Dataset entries
=======
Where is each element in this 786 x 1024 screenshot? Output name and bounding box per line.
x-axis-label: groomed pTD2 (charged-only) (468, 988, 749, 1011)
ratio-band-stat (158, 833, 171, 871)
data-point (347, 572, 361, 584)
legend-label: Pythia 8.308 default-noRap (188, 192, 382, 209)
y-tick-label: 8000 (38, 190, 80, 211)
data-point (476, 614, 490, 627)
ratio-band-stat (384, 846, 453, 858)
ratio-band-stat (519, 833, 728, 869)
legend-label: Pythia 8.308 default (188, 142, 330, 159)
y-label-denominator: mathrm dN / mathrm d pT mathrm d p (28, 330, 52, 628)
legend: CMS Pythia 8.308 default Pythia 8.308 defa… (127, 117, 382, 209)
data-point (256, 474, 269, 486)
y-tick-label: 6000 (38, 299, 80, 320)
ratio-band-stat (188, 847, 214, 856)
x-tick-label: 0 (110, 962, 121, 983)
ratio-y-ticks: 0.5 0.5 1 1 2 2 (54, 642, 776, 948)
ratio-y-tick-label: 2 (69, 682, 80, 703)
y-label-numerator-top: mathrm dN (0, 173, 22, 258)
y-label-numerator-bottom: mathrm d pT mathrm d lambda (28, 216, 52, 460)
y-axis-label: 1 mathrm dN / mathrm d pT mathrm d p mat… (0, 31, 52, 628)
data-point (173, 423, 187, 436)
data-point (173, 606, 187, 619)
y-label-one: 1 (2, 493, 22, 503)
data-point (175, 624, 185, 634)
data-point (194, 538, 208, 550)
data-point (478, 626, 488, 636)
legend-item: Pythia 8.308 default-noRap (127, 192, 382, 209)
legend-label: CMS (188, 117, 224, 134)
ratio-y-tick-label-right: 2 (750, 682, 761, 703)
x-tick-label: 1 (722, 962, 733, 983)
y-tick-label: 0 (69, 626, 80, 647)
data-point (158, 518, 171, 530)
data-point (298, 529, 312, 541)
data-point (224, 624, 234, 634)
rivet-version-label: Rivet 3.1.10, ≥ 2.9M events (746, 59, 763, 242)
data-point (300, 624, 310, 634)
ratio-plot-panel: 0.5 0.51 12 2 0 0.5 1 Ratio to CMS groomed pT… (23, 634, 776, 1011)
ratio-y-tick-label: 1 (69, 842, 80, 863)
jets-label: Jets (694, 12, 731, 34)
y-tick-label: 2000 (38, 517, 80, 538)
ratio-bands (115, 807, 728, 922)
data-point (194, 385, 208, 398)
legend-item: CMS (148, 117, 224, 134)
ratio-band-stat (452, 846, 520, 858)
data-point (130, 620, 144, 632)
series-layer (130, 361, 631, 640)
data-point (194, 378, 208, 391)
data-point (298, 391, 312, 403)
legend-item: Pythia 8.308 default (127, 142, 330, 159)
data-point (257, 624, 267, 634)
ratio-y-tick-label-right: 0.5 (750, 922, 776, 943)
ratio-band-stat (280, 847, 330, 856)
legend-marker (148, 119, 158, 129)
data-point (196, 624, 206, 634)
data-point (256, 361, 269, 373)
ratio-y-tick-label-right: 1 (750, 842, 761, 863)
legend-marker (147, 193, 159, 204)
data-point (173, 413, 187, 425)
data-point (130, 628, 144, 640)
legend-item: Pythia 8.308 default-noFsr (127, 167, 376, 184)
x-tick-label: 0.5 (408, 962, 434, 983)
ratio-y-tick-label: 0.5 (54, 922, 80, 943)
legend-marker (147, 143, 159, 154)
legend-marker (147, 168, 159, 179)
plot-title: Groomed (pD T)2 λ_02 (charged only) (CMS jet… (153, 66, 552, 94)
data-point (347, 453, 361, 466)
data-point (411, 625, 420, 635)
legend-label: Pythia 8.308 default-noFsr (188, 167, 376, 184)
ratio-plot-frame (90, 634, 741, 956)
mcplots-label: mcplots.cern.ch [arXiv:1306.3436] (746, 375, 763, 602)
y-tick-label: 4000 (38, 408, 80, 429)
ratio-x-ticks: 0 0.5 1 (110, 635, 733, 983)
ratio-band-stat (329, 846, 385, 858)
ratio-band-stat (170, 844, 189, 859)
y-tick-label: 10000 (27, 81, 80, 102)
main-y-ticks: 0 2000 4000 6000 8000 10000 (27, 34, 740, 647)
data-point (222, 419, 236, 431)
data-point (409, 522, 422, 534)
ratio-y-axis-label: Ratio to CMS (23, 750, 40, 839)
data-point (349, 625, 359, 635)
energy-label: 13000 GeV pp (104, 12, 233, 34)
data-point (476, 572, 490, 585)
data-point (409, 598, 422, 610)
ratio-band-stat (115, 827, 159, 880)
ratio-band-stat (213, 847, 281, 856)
=======
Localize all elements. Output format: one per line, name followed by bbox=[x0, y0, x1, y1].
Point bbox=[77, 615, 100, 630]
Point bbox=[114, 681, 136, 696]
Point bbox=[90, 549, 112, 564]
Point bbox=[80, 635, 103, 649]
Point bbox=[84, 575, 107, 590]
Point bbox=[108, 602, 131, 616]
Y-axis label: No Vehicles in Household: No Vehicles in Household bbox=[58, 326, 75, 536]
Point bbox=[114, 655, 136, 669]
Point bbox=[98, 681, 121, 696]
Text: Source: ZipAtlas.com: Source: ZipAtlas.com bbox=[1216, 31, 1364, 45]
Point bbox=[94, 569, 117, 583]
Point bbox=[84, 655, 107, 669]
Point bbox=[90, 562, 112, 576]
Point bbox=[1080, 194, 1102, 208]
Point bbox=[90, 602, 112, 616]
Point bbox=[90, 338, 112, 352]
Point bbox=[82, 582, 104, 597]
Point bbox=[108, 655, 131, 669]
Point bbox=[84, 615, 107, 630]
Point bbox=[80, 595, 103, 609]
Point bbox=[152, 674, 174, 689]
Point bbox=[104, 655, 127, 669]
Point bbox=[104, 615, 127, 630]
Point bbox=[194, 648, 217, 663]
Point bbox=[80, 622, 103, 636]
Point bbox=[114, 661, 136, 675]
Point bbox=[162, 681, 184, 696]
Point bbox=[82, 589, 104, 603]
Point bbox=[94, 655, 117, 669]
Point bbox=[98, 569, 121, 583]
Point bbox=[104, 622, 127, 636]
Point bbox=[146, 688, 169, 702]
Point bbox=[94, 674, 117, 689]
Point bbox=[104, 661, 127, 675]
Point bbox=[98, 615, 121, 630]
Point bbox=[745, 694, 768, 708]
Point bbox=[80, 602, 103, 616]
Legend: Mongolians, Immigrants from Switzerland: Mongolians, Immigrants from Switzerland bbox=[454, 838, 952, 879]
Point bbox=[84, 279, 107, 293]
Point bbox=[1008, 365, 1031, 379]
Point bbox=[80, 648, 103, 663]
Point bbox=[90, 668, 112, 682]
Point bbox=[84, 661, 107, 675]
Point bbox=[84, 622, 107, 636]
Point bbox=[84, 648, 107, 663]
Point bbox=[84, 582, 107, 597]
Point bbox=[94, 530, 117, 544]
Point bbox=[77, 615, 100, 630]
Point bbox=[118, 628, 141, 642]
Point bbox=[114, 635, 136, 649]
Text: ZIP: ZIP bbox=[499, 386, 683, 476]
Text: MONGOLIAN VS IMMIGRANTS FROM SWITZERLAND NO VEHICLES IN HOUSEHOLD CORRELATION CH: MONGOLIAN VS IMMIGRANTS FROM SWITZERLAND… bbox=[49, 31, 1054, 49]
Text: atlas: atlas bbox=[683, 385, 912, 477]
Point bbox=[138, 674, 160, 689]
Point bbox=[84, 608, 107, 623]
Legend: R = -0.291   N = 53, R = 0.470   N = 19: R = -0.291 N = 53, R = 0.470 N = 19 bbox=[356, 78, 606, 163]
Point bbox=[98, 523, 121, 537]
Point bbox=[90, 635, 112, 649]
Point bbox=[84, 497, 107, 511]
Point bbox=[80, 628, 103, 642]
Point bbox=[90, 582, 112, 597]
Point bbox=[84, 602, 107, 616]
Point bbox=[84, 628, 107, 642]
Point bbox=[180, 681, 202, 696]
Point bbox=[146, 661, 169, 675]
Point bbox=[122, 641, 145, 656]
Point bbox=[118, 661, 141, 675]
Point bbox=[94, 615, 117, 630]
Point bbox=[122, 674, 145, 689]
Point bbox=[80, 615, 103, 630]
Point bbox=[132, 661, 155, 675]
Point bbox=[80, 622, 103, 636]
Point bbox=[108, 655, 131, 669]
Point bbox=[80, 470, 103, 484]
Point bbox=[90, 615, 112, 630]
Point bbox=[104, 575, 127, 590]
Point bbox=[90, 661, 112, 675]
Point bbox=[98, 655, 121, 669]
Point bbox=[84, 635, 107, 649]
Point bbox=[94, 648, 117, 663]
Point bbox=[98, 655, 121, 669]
=======
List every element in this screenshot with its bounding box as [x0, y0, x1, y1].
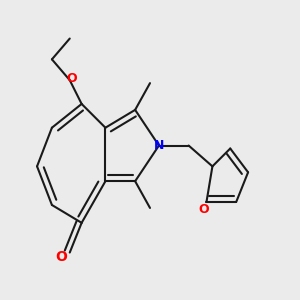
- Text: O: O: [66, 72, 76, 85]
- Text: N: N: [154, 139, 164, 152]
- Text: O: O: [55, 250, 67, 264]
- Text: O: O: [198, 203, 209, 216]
=======
Written instruction >> Render the stretch from the line containing "Where is each" through the line containing "data-point (194, 538, 208, 550)" as a JSON list of strings, one string per line, with blank lines omitted.

Reply to the task >>
[
  "Where is each element in this 786 x 1024 screenshot? Output name and bounding box per line.",
  "x-axis-label: groomed pTD2 (charged-only) (468, 988, 749, 1011)",
  "ratio-band-stat (158, 833, 171, 871)",
  "data-point (347, 572, 361, 584)",
  "legend-label: Pythia 8.308 default-noRap (188, 192, 382, 209)",
  "y-tick-label: 8000 (38, 190, 80, 211)",
  "data-point (476, 614, 490, 627)",
  "ratio-band-stat (384, 846, 453, 858)",
  "ratio-band-stat (519, 833, 728, 869)",
  "legend-label: Pythia 8.308 default (188, 142, 330, 159)",
  "y-label-denominator: mathrm dN / mathrm d pT mathrm d p (28, 330, 52, 628)",
  "legend: CMS Pythia 8.308 default Pythia 8.308 defa… (127, 117, 382, 209)",
  "data-point (256, 474, 269, 486)",
  "y-tick-label: 6000 (38, 299, 80, 320)",
  "ratio-band-stat (188, 847, 214, 856)",
  "x-tick-label: 0 (110, 962, 121, 983)",
  "ratio-y-ticks: 0.5 0.5 1 1 2 2 (54, 642, 776, 948)",
  "ratio-y-tick-label: 2 (69, 682, 80, 703)",
  "y-label-numerator-top: mathrm dN (0, 173, 22, 258)",
  "y-label-numerator-bottom: mathrm d pT mathrm d lambda (28, 216, 52, 460)",
  "y-axis-label: 1 mathrm dN / mathrm d pT mathrm d p mat… (0, 31, 52, 628)",
  "data-point (173, 423, 187, 436)",
  "data-point (173, 606, 187, 619)",
  "y-label-one: 1 (2, 493, 22, 503)",
  "data-point (175, 624, 185, 634)",
  "data-point (194, 538, 208, 550)"
]